▶ [Stated task]
Give the number of lines holding the string "values" and nothing more.

━━━━━ Extracted information

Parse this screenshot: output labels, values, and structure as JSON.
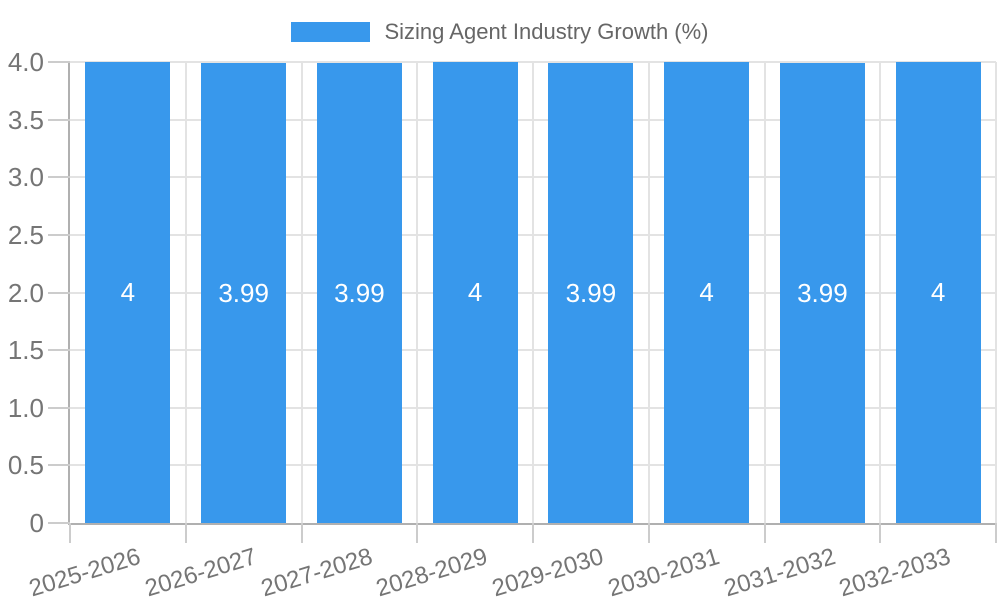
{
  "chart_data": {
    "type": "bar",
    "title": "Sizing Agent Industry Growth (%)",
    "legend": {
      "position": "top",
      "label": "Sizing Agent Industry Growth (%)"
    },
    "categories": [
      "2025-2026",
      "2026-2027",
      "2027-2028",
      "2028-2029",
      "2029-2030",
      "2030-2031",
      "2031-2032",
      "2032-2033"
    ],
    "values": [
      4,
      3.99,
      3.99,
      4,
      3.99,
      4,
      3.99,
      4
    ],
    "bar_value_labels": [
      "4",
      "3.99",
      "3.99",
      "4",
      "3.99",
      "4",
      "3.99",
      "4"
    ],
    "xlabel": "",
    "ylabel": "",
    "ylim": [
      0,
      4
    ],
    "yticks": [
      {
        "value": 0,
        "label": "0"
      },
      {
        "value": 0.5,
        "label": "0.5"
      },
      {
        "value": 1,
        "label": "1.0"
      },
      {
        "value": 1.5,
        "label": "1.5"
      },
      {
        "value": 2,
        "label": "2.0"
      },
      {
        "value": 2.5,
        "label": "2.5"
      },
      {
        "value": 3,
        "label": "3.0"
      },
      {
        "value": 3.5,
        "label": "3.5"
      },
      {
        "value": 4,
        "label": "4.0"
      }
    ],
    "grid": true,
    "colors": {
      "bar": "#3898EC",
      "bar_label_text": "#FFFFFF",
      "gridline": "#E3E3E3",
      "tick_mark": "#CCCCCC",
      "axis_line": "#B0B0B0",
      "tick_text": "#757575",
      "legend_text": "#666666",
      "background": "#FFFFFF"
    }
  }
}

━━━━━━━━━━

▶ [The response]
2